Go through the listing and return every line with "používat" in it.

+-------+

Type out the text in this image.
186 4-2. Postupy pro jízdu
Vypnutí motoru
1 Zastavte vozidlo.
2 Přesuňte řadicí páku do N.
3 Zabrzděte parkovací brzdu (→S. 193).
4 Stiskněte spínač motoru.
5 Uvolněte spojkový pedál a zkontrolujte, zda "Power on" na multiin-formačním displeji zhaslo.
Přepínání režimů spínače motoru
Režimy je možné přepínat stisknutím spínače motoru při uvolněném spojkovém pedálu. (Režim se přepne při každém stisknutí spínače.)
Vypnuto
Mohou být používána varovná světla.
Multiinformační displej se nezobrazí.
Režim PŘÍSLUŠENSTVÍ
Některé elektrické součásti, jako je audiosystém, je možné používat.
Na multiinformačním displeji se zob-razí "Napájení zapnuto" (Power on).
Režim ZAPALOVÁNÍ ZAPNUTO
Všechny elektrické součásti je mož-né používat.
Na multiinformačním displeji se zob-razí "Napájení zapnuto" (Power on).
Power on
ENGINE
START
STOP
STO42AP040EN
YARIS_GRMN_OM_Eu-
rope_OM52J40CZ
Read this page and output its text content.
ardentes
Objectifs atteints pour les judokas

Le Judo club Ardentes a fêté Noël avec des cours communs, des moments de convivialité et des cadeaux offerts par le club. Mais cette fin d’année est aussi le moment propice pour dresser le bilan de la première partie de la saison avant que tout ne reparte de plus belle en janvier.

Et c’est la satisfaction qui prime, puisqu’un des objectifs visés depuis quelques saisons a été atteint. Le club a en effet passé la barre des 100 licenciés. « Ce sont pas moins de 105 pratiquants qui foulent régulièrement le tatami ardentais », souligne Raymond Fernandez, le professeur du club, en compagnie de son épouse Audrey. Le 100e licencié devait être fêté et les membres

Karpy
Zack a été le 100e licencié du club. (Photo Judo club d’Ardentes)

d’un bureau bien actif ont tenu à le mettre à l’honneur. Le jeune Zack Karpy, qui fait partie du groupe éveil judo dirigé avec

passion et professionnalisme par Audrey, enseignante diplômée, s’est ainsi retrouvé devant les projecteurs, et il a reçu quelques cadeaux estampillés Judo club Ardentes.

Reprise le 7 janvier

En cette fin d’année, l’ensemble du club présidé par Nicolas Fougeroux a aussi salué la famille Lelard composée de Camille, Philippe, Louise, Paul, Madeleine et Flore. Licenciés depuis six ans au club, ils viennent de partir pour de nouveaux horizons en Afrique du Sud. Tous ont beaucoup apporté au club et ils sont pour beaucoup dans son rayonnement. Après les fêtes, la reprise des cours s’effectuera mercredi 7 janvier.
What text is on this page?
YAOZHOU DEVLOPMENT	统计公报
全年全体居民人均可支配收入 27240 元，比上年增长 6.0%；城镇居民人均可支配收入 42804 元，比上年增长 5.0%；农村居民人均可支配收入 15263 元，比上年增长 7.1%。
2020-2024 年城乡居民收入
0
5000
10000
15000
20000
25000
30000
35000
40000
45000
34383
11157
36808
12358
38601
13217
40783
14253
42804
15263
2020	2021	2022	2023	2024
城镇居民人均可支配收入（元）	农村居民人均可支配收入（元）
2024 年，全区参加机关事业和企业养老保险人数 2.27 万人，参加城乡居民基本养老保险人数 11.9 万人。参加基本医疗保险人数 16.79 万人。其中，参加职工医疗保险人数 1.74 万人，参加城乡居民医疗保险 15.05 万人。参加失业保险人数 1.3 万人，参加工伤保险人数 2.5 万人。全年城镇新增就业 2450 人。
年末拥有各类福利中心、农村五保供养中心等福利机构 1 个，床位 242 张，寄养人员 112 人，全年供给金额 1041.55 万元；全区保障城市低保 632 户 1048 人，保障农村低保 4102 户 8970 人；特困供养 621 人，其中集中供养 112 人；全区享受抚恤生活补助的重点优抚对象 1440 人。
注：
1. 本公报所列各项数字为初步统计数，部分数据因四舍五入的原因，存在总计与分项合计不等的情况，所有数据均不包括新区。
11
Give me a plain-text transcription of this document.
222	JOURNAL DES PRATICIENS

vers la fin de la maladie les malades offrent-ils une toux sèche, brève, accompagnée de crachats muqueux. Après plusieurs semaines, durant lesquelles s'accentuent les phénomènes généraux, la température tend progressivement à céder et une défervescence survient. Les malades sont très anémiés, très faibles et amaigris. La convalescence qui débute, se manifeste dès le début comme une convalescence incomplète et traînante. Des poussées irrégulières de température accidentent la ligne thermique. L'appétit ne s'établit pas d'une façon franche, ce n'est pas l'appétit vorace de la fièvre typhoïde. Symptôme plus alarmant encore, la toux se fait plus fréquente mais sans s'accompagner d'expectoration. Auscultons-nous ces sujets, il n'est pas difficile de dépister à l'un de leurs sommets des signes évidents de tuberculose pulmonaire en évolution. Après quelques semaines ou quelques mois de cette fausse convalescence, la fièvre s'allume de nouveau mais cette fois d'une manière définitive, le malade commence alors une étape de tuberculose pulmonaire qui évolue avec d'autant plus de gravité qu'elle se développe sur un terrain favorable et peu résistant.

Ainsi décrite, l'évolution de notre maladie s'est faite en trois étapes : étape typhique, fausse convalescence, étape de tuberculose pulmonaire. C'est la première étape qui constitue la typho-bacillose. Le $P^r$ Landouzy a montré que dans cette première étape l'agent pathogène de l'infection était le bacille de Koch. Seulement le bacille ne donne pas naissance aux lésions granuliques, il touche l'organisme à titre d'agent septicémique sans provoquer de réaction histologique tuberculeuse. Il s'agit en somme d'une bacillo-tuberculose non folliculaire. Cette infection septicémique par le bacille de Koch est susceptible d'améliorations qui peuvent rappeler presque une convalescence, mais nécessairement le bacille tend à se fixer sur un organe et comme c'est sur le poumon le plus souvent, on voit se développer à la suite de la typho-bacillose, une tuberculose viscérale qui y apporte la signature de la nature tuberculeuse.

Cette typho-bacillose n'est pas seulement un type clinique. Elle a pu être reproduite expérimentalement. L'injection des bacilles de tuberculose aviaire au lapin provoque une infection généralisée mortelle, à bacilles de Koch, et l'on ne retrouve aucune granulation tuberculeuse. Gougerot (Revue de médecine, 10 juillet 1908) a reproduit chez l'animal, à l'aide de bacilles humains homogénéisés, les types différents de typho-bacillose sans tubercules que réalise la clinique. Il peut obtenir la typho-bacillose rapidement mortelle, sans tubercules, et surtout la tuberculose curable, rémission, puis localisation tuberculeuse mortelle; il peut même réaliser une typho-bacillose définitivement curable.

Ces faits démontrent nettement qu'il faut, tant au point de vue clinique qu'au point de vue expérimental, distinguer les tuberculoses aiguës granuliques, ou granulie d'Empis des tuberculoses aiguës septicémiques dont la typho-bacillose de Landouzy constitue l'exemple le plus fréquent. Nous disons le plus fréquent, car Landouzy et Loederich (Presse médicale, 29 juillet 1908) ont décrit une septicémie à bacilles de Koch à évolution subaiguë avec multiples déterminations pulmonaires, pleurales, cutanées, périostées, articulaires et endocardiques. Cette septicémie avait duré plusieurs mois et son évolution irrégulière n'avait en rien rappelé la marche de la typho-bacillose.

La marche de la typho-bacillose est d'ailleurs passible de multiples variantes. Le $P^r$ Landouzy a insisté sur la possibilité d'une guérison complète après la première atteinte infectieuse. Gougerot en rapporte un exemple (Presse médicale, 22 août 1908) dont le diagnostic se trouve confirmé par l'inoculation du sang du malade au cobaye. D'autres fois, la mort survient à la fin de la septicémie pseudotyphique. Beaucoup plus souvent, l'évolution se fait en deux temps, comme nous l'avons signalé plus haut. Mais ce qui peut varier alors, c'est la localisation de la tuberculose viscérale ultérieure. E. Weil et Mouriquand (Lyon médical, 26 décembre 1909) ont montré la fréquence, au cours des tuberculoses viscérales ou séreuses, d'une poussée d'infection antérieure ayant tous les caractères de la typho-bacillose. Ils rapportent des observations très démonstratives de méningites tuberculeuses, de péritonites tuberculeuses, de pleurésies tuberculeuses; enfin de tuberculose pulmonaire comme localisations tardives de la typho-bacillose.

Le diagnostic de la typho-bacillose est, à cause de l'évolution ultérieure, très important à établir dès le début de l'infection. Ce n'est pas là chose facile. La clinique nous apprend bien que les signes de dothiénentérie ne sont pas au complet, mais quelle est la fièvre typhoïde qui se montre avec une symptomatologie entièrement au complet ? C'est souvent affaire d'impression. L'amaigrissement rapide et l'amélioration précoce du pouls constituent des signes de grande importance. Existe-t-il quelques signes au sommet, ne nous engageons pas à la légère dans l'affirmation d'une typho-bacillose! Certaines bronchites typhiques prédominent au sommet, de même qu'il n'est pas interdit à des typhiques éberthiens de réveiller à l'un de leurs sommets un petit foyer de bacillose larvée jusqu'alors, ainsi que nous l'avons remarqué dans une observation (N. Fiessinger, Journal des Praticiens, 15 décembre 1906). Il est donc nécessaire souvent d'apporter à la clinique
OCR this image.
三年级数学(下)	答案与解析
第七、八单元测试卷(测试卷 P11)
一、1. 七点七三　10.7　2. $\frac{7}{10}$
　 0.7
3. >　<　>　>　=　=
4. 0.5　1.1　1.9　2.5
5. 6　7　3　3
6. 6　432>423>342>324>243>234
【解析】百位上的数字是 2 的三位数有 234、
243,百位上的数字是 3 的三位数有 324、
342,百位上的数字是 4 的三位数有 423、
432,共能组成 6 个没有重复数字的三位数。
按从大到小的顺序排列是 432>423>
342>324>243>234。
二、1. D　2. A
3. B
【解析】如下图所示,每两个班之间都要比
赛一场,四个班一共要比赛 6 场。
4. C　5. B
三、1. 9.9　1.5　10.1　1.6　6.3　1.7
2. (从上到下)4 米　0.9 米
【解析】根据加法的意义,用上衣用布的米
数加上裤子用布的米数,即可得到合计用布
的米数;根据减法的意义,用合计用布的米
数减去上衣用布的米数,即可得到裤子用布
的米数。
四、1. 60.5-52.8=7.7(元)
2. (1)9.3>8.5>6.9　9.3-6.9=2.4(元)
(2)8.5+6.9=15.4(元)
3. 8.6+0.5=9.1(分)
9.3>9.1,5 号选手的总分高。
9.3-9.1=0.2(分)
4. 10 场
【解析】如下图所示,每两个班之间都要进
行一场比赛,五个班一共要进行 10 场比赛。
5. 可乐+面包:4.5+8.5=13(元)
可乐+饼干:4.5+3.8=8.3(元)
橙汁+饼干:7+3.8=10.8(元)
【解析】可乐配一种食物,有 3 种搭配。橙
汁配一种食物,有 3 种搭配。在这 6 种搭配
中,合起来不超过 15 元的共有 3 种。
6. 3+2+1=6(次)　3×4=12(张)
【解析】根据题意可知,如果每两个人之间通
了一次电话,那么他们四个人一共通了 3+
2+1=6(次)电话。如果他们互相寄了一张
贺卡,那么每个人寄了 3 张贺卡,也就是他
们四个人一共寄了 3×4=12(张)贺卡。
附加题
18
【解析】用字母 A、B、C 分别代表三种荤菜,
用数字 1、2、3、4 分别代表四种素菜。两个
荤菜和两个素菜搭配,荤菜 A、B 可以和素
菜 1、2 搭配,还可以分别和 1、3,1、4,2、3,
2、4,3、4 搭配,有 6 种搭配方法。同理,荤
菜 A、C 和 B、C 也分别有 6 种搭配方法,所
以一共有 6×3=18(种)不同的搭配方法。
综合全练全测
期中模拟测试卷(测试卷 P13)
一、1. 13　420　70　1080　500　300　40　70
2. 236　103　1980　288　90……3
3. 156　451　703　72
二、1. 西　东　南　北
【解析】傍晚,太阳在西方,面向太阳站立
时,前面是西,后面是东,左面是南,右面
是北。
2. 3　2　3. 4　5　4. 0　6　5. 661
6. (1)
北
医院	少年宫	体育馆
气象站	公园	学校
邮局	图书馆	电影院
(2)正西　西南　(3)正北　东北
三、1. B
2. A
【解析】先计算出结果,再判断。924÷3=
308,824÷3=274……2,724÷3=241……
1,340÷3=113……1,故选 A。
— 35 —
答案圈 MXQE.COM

+-------+

### Task result
Některé elektrické součásti, jako je audiosystém, je možné používat.
Všechny elektrické součásti je mož-né používat.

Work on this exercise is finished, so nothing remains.